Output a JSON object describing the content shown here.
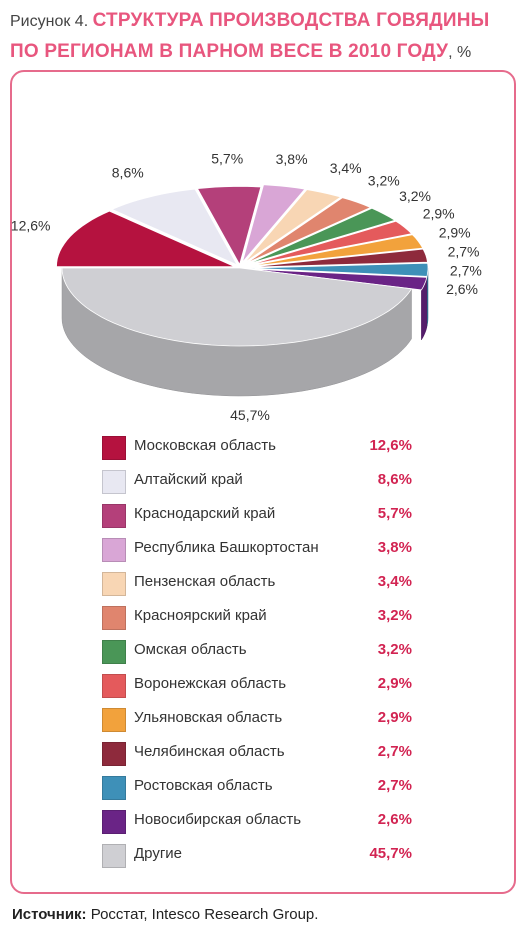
{
  "header": {
    "figure_label": "Рисунок 4.",
    "title": "СТРУКТУРА ПРОИЗВОДСТВА ГОВЯДИНЫ ПО РЕГИОНАМ В ПАРНОМ ВЕСЕ В 2010 ГОДУ",
    "unit": ", %"
  },
  "chart_data": {
    "type": "pie",
    "title": "СТРУКТУРА ПРОИЗВОДСТВА ГОВЯДИНЫ ПО РЕГИОНАМ В ПАРНОМ ВЕСЕ В 2010 ГОДУ",
    "unit": "%",
    "style": "3d-exploded",
    "legend_position": "bottom",
    "categories": [
      "Московская область",
      "Алтайский край",
      "Краснодарский край",
      "Республика Башкортостан",
      "Пензенская область",
      "Красноярский край",
      "Омская область",
      "Воронежская область",
      "Ульяновская область",
      "Челябинская область",
      "Ростовская область",
      "Новосибирская область",
      "Другие"
    ],
    "values": [
      12.6,
      8.6,
      5.7,
      3.8,
      3.4,
      3.2,
      3.2,
      2.9,
      2.9,
      2.7,
      2.7,
      2.6,
      45.7
    ],
    "labels": [
      "12,6%",
      "8,6%",
      "5,7%",
      "3,8%",
      "3,4%",
      "3,2%",
      "3,2%",
      "2,9%",
      "2,9%",
      "2,7%",
      "2,7%",
      "2,6%",
      "45,7%"
    ],
    "colors": [
      "#b5123f",
      "#e8e8f2",
      "#b4407a",
      "#d9a6d6",
      "#f8d6b4",
      "#e0856e",
      "#4a9657",
      "#e45a5c",
      "#f2a23c",
      "#8e2a3c",
      "#3e90b8",
      "#6a2486",
      "#cfcfd3"
    ]
  },
  "source": {
    "label": "Источник:",
    "text": " Росстат, Intesco Research Group."
  }
}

● **The request**: Using the records above, output their complete text exactly, minus any images.

● **Answer to the task**:
Output a JSON object describing the content shown here.
{
  "header": {
    "figure_label": "Рисунок 4.",
    "title": "СТРУКТУРА ПРОИЗВОДСТВА ГОВЯДИНЫ ПО РЕГИОНАМ В ПАРНОМ ВЕСЕ В 2010 ГОДУ",
    "unit": ", %"
  },
  "chart_data": {
    "type": "pie",
    "title": "СТРУКТУРА ПРОИЗВОДСТВА ГОВЯДИНЫ ПО РЕГИОНАМ В ПАРНОМ ВЕСЕ В 2010 ГОДУ",
    "unit": "%",
    "style": "3d-exploded",
    "legend_position": "bottom",
    "categories": [
      "Московская область",
      "Алтайский край",
      "Краснодарский край",
      "Республика Башкортостан",
      "Пензенская область",
      "Красноярский край",
      "Омская область",
      "Воронежская область",
      "Ульяновская область",
      "Челябинская область",
      "Ростовская область",
      "Новосибирская область",
      "Другие"
    ],
    "values": [
      12.6,
      8.6,
      5.7,
      3.8,
      3.4,
      3.2,
      3.2,
      2.9,
      2.9,
      2.7,
      2.7,
      2.6,
      45.7
    ],
    "labels": [
      "12,6%",
      "8,6%",
      "5,7%",
      "3,8%",
      "3,4%",
      "3,2%",
      "3,2%",
      "2,9%",
      "2,9%",
      "2,7%",
      "2,7%",
      "2,6%",
      "45,7%"
    ],
    "colors": [
      "#b5123f",
      "#e8e8f2",
      "#b4407a",
      "#d9a6d6",
      "#f8d6b4",
      "#e0856e",
      "#4a9657",
      "#e45a5c",
      "#f2a23c",
      "#8e2a3c",
      "#3e90b8",
      "#6a2486",
      "#cfcfd3"
    ]
  },
  "source": {
    "label": "Источник:",
    "text": " Росстат, Intesco Research Group."
  }
}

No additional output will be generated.